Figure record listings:

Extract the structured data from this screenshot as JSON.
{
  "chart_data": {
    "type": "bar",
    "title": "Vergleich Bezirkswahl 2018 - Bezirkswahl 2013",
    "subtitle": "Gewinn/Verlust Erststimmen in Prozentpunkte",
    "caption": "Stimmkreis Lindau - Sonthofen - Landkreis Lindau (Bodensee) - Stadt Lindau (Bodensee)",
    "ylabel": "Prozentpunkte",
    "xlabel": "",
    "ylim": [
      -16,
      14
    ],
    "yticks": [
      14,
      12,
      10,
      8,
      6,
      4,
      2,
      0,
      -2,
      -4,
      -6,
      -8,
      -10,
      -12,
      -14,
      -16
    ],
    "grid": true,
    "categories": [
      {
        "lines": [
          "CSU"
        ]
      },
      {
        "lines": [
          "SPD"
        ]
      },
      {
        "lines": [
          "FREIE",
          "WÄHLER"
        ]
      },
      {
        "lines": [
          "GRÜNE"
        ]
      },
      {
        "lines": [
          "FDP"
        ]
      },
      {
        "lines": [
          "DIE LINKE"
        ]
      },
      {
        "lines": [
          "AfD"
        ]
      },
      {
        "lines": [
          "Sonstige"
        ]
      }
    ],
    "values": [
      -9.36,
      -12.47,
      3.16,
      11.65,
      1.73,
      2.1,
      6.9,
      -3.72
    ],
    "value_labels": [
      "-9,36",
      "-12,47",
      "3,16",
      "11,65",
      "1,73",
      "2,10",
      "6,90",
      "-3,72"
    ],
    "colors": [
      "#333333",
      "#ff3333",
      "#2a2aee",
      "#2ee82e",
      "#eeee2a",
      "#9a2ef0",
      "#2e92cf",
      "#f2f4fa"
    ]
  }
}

§ Problem:
Make an exact copy of every line in the data.

§ Solution to this exercise:
Extract the structured data from this screenshot as JSON.
{
  "chart_data": {
    "type": "bar",
    "title": "Vergleich Bezirkswahl 2018 - Bezirkswahl 2013",
    "subtitle": "Gewinn/Verlust Erststimmen in Prozentpunkte",
    "caption": "Stimmkreis Lindau - Sonthofen - Landkreis Lindau (Bodensee) - Stadt Lindau (Bodensee)",
    "ylabel": "Prozentpunkte",
    "xlabel": "",
    "ylim": [
      -16,
      14
    ],
    "yticks": [
      14,
      12,
      10,
      8,
      6,
      4,
      2,
      0,
      -2,
      -4,
      -6,
      -8,
      -10,
      -12,
      -14,
      -16
    ],
    "grid": true,
    "categories": [
      {
        "lines": [
          "CSU"
        ]
      },
      {
        "lines": [
          "SPD"
        ]
      },
      {
        "lines": [
          "FREIE",
          "WÄHLER"
        ]
      },
      {
        "lines": [
          "GRÜNE"
        ]
      },
      {
        "lines": [
          "FDP"
        ]
      },
      {
        "lines": [
          "DIE LINKE"
        ]
      },
      {
        "lines": [
          "AfD"
        ]
      },
      {
        "lines": [
          "Sonstige"
        ]
      }
    ],
    "values": [
      -9.36,
      -12.47,
      3.16,
      11.65,
      1.73,
      2.1,
      6.9,
      -3.72
    ],
    "value_labels": [
      "-9,36",
      "-12,47",
      "3,16",
      "11,65",
      "1,73",
      "2,10",
      "6,90",
      "-3,72"
    ],
    "colors": [
      "#333333",
      "#ff3333",
      "#2a2aee",
      "#2ee82e",
      "#eeee2a",
      "#9a2ef0",
      "#2e92cf",
      "#f2f4fa"
    ]
  }
}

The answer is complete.